> **WHAT THIS TASK INVOLVES**
From the records, pick out and copy each line containing "ассигнований".

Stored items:
──────────────────────────────

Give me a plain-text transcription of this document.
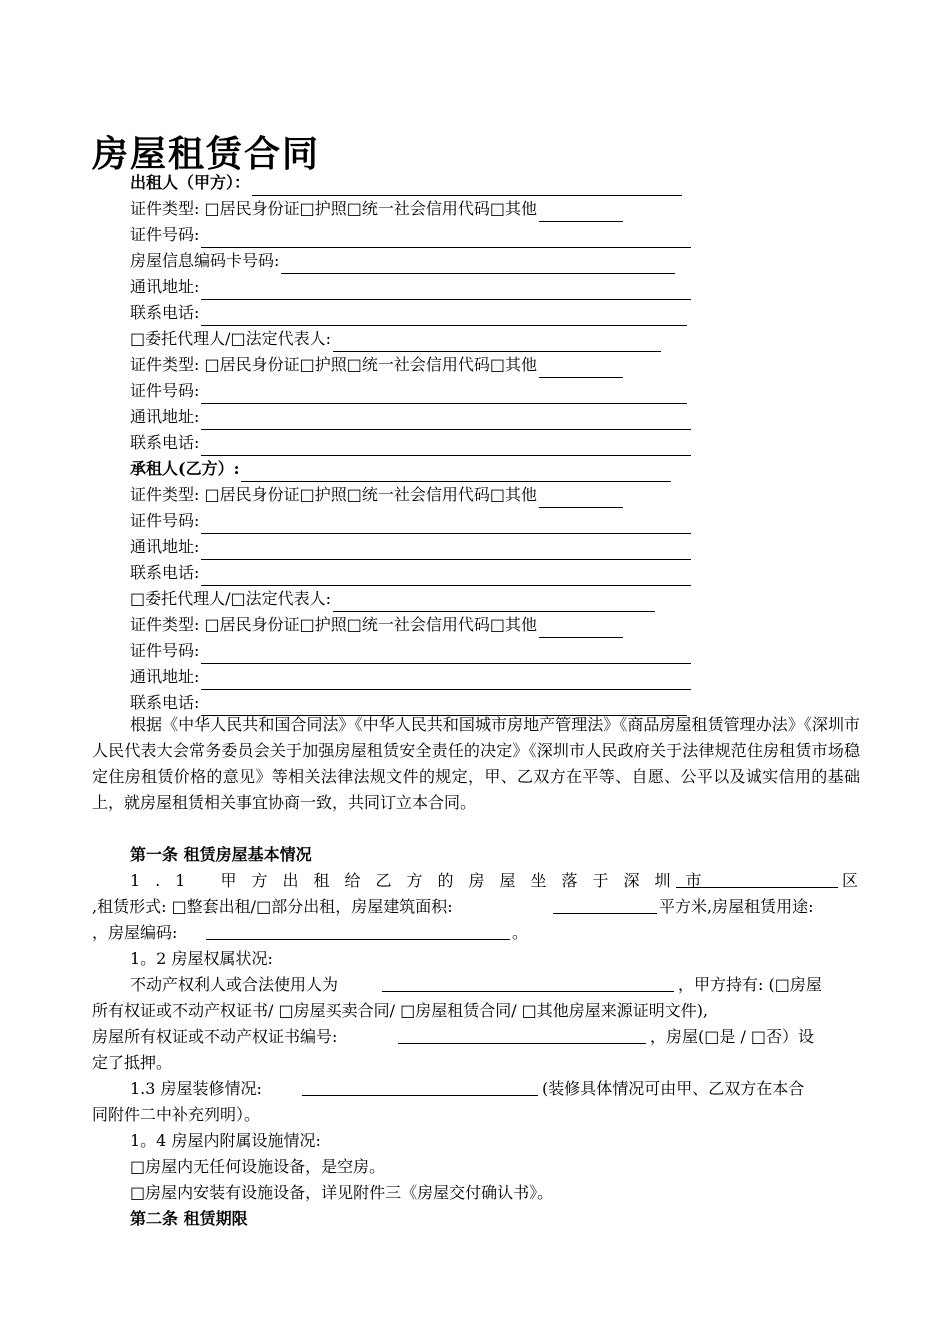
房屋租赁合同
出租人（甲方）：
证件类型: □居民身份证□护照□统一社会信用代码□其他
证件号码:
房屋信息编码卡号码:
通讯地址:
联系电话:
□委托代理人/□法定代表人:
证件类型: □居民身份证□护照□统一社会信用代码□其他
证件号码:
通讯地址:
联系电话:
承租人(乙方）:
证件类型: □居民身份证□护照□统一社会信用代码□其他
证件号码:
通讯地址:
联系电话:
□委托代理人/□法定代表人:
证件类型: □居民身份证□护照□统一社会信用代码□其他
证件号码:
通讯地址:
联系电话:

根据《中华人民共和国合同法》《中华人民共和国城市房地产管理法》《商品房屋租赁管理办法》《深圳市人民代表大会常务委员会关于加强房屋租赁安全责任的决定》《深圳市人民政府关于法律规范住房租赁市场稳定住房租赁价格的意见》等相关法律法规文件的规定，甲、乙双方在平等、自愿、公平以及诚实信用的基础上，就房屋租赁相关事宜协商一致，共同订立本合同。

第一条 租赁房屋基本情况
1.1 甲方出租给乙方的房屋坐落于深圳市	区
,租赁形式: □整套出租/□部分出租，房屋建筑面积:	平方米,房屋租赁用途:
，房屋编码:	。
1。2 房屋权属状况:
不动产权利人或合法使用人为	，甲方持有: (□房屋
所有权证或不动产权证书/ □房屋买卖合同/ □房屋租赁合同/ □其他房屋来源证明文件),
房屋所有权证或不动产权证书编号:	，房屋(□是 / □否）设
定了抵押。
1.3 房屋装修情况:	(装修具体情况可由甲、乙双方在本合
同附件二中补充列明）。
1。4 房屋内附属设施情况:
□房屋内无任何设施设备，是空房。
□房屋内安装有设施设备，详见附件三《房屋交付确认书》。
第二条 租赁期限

──────────────────────────────

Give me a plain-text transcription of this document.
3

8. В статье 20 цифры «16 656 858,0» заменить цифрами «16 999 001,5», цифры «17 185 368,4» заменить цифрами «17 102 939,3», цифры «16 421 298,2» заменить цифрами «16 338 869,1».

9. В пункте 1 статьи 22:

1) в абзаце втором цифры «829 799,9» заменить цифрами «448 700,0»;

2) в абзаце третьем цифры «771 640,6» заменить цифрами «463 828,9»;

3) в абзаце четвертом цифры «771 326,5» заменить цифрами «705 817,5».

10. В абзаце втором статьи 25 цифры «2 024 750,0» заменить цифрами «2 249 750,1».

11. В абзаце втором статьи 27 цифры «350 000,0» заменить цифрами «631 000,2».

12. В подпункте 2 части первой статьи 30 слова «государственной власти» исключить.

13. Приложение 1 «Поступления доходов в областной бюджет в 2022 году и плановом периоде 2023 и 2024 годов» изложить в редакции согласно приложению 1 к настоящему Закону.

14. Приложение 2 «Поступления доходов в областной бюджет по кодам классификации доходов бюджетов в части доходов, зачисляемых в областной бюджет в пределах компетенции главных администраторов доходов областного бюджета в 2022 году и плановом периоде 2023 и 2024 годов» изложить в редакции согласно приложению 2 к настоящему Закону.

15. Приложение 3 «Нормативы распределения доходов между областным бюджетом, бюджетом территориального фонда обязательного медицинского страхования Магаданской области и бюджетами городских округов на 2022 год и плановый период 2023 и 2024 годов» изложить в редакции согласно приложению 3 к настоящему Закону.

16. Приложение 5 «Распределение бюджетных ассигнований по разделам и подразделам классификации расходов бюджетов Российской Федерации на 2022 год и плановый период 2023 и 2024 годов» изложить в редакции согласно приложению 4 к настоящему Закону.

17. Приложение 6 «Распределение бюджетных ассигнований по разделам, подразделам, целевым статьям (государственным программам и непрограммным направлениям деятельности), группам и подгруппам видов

──────────────────────────────

> **OUTPUT FOR THIS EXERCISE**
16. Приложение 5 «Распределение бюджетных ассигнований по разделам и подразделам классификации расходов бюджетов Российской Федерации на 2022 год и плановый период 2023 и 2024 годов» изложить в редакции согласно приложению 4 к настоящему Закону.
17. Приложение 6 «Распределение бюджетных ассигнований по разделам, подразделам, целевым статьям (государственным программам и непрограммным направлениям деятельности), группам и подгруппам видов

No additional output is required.